[Recorded data]
::::::::::

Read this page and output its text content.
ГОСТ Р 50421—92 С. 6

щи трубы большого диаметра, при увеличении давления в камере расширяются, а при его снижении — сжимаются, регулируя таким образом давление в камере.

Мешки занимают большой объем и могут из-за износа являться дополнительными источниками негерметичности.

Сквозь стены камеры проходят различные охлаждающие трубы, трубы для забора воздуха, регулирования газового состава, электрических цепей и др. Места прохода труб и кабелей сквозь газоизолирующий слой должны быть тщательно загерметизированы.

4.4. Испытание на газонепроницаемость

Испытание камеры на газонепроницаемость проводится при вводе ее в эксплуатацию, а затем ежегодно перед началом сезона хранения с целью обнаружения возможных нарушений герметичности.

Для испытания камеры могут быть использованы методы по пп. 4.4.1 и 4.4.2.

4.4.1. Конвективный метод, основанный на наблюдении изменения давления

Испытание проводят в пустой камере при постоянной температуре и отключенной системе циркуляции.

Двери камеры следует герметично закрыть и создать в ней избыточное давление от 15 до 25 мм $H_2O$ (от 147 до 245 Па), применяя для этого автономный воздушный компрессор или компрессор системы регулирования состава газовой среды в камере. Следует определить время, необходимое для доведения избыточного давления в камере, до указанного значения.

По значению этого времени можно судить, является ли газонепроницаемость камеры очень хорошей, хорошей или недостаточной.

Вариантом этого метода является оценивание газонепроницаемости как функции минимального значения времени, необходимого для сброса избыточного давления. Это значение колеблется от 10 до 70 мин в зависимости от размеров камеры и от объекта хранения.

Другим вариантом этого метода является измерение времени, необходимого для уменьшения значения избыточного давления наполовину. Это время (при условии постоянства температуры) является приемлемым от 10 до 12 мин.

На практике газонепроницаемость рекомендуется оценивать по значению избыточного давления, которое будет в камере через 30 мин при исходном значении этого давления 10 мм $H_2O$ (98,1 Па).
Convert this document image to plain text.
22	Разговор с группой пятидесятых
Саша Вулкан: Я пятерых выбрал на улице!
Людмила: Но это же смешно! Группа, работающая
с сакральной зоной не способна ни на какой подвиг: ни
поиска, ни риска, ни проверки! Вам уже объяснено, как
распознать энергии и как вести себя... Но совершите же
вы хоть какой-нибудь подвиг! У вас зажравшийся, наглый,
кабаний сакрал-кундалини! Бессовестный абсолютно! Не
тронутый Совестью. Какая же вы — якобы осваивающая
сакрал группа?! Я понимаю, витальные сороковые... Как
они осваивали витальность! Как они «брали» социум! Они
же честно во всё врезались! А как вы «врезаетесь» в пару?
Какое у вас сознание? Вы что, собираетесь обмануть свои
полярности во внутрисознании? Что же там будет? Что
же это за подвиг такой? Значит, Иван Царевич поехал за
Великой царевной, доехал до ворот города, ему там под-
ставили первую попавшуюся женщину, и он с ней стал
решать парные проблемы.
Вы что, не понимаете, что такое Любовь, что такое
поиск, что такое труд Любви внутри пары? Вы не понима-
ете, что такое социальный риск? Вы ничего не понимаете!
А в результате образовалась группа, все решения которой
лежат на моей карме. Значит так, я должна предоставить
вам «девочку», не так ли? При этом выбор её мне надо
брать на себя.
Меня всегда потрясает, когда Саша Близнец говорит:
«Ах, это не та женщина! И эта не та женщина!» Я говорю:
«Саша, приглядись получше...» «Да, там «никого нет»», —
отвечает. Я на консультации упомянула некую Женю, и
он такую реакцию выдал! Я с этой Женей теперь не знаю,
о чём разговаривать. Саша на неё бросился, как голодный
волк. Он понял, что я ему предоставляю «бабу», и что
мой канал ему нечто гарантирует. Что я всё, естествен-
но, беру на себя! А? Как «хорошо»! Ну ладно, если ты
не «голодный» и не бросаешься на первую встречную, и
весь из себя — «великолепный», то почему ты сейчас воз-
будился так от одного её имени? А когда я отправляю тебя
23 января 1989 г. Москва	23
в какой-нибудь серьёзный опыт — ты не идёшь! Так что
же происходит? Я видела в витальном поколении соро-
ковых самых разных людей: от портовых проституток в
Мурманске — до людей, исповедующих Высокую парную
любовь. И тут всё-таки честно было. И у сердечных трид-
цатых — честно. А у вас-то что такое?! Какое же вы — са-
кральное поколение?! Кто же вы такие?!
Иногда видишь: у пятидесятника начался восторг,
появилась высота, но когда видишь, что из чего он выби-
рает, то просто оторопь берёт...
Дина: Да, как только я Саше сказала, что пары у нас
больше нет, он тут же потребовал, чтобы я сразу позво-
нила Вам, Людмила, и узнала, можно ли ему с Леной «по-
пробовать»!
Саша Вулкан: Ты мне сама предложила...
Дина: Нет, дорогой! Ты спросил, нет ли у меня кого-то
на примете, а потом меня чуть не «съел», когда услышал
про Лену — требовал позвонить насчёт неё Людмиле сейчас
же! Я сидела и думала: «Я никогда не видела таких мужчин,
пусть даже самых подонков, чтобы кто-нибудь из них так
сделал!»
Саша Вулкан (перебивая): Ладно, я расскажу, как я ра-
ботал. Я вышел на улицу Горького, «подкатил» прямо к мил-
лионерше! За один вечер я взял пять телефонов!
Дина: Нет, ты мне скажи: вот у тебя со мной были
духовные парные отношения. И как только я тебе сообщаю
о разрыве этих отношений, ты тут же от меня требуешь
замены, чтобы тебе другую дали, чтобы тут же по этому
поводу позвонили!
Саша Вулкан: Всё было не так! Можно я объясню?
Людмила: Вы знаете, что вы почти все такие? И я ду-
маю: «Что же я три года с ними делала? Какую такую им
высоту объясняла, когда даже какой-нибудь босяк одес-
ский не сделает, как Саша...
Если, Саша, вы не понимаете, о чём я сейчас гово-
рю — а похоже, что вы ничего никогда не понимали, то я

::::::::::

# PROBLEM DESCRIPTION:
Say how many lines in the records hold "Людмила", with the number as the whole reply.

# RESULT OF THE EXERCISE:
3